Exercise instructions ->
List all lines of the data containing the word "Stapelseite".

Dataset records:
○ ○ ○
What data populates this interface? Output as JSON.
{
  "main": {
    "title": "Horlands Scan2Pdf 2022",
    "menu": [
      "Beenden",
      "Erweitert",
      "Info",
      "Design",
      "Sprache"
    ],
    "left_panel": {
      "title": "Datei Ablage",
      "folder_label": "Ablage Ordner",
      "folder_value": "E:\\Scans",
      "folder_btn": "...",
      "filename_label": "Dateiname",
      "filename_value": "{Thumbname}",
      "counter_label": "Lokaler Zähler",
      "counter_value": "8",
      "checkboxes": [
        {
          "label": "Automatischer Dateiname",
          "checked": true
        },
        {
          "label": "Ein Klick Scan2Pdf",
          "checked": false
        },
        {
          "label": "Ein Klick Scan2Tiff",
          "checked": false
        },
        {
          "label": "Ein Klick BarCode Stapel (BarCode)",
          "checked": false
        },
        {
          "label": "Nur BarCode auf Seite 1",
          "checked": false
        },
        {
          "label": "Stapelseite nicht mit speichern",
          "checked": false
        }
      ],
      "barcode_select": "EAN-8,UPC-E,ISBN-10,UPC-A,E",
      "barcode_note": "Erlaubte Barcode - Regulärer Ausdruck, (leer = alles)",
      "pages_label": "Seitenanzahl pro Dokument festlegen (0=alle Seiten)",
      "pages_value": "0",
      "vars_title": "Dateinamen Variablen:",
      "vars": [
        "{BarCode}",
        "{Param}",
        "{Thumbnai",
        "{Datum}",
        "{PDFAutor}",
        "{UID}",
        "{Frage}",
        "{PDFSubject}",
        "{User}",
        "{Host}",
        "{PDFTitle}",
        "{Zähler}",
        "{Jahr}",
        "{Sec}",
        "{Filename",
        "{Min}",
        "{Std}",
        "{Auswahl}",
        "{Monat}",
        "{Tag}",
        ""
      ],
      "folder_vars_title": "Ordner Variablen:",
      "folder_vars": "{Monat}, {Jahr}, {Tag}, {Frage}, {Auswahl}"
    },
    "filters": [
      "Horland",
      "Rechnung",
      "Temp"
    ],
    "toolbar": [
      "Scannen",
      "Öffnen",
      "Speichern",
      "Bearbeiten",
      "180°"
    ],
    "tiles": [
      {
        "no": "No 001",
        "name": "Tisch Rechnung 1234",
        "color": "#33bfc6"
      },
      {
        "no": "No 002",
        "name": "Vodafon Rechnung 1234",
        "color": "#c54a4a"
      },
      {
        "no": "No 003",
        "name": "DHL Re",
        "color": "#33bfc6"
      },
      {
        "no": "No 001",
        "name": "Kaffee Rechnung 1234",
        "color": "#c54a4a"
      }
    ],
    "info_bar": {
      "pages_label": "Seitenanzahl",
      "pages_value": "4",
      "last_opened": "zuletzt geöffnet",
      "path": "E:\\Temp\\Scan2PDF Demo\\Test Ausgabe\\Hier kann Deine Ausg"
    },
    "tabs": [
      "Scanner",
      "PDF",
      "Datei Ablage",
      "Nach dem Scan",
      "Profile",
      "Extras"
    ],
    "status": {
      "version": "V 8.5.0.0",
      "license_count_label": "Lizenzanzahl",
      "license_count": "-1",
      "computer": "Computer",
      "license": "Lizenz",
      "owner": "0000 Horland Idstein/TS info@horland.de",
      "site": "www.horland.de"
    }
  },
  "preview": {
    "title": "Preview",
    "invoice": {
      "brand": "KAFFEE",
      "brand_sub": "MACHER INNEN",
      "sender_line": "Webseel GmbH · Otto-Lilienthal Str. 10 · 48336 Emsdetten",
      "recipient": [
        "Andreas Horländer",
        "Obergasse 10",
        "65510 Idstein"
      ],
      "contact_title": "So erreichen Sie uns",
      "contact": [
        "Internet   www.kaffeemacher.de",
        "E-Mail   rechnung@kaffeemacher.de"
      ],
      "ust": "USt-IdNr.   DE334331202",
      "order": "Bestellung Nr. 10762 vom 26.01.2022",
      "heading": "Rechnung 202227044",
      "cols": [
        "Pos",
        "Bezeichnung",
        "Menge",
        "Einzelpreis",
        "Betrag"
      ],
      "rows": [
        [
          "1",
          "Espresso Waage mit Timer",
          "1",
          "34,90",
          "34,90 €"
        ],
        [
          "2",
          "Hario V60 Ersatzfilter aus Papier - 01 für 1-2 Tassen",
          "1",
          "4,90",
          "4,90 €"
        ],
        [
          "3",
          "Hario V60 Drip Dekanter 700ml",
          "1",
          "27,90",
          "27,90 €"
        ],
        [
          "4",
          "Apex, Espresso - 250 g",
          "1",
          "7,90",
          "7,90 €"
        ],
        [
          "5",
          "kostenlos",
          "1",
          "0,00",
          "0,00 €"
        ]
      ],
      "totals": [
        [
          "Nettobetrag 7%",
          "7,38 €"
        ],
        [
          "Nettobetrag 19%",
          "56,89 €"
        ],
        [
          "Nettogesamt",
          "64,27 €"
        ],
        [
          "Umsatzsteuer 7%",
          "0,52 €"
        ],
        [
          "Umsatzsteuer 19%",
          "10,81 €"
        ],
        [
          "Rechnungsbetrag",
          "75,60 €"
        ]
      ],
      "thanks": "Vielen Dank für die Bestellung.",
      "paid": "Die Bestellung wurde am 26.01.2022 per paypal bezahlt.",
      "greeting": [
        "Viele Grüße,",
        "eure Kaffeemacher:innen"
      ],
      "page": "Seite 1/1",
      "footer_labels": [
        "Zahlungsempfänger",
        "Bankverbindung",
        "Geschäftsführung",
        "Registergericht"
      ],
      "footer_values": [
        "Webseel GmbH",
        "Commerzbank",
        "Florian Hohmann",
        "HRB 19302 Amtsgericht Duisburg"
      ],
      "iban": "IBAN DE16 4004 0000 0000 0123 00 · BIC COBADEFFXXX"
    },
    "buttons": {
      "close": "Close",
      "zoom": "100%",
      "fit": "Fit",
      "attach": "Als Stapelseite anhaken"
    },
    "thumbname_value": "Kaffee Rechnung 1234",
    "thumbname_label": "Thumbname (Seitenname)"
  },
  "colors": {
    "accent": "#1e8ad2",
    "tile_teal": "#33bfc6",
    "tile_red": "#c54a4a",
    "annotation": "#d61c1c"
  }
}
○ ○ ○
Finished task ->
          "label": "Stapelseite nicht mit speichern",
      "attach": "Als Stapelseite anhaken"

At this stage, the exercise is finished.